● **Work to complete**
Filter the listing below, copying every line in which the word "color" appears.

● **Material shown**

_ _ _ _ _ _ _

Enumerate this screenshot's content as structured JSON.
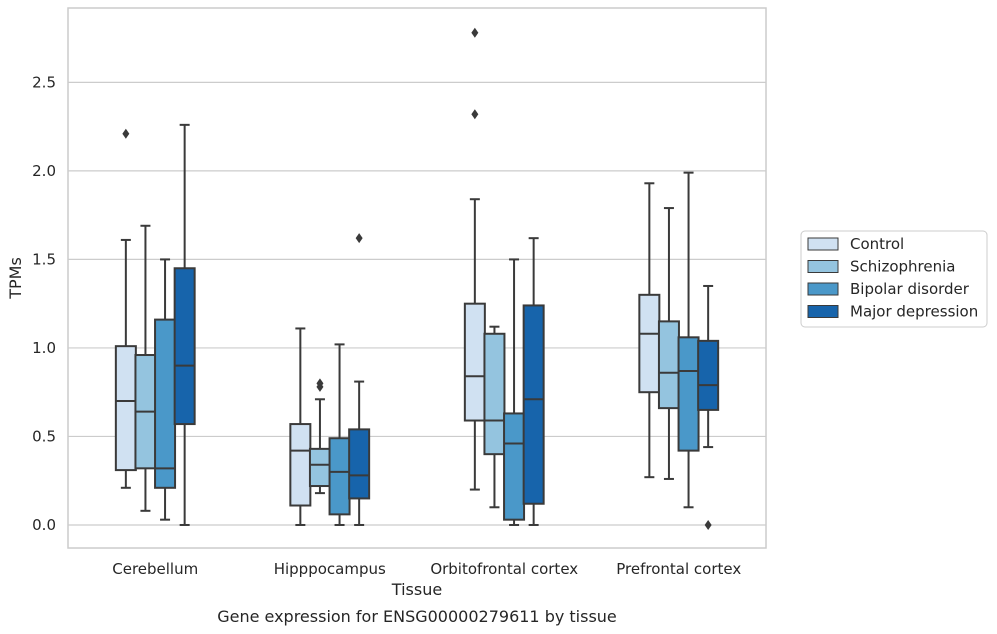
{
  "chart_data": {
    "type": "boxplot",
    "title": "",
    "caption": "Gene expression for ENSG00000279611 by tissue",
    "xlabel": "Tissue",
    "ylabel": "TPMs",
    "ylim": [
      -0.13,
      2.92
    ],
    "yticks": [
      0.0,
      0.5,
      1.0,
      1.5,
      2.0,
      2.5
    ],
    "ytick_labels": [
      "0.0",
      "0.5",
      "1.0",
      "1.5",
      "2.0",
      "2.5"
    ],
    "grid": true,
    "legend_position": "right",
    "categories": [
      "Cerebellum",
      "Hipppocampus",
      "Orbitofrontal cortex",
      "Prefrontal cortex"
    ],
    "series": [
      {
        "name": "Control",
        "color": "#d0e1f2",
        "boxes": [
          {
            "whislo": 0.21,
            "q1": 0.31,
            "med": 0.7,
            "q3": 1.01,
            "whishi": 1.61,
            "fliers": [
              2.21
            ]
          },
          {
            "whislo": 0.0,
            "q1": 0.11,
            "med": 0.42,
            "q3": 0.57,
            "whishi": 1.11,
            "fliers": []
          },
          {
            "whislo": 0.2,
            "q1": 0.59,
            "med": 0.84,
            "q3": 1.25,
            "whishi": 1.84,
            "fliers": [
              2.32,
              2.78
            ]
          },
          {
            "whislo": 0.27,
            "q1": 0.75,
            "med": 1.08,
            "q3": 1.3,
            "whishi": 1.93,
            "fliers": []
          }
        ]
      },
      {
        "name": "Schizophrenia",
        "color": "#94c4df",
        "boxes": [
          {
            "whislo": 0.08,
            "q1": 0.32,
            "med": 0.64,
            "q3": 0.96,
            "whishi": 1.69,
            "fliers": []
          },
          {
            "whislo": 0.18,
            "q1": 0.22,
            "med": 0.34,
            "q3": 0.43,
            "whishi": 0.71,
            "fliers": [
              0.78,
              0.8
            ]
          },
          {
            "whislo": 0.1,
            "q1": 0.4,
            "med": 0.59,
            "q3": 1.08,
            "whishi": 1.12,
            "fliers": []
          },
          {
            "whislo": 0.26,
            "q1": 0.66,
            "med": 0.86,
            "q3": 1.15,
            "whishi": 1.79,
            "fliers": []
          }
        ]
      },
      {
        "name": "Bipolar disorder",
        "color": "#4a98c9",
        "boxes": [
          {
            "whislo": 0.03,
            "q1": 0.21,
            "med": 0.32,
            "q3": 1.16,
            "whishi": 1.5,
            "fliers": []
          },
          {
            "whislo": 0.0,
            "q1": 0.06,
            "med": 0.3,
            "q3": 0.49,
            "whishi": 1.02,
            "fliers": []
          },
          {
            "whislo": 0.0,
            "q1": 0.03,
            "med": 0.46,
            "q3": 0.63,
            "whishi": 1.5,
            "fliers": []
          },
          {
            "whislo": 0.1,
            "q1": 0.42,
            "med": 0.87,
            "q3": 1.06,
            "whishi": 1.99,
            "fliers": []
          }
        ]
      },
      {
        "name": "Major depression",
        "color": "#1764ab",
        "boxes": [
          {
            "whislo": 0.0,
            "q1": 0.57,
            "med": 0.9,
            "q3": 1.45,
            "whishi": 2.26,
            "fliers": []
          },
          {
            "whislo": 0.0,
            "q1": 0.15,
            "med": 0.28,
            "q3": 0.54,
            "whishi": 0.81,
            "fliers": [
              1.62
            ]
          },
          {
            "whislo": 0.0,
            "q1": 0.12,
            "med": 0.71,
            "q3": 1.24,
            "whishi": 1.62,
            "fliers": []
          },
          {
            "whislo": 0.44,
            "q1": 0.65,
            "med": 0.79,
            "q3": 1.04,
            "whishi": 1.35,
            "fliers": [
              0.0
            ]
          }
        ]
      }
    ]
  }
}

_ _ _ _ _ _ _

● **Written answer**
        "color": "#d0e1f2",
        "color": "#94c4df",
        "color": "#4a98c9",
        "color": "#1764ab",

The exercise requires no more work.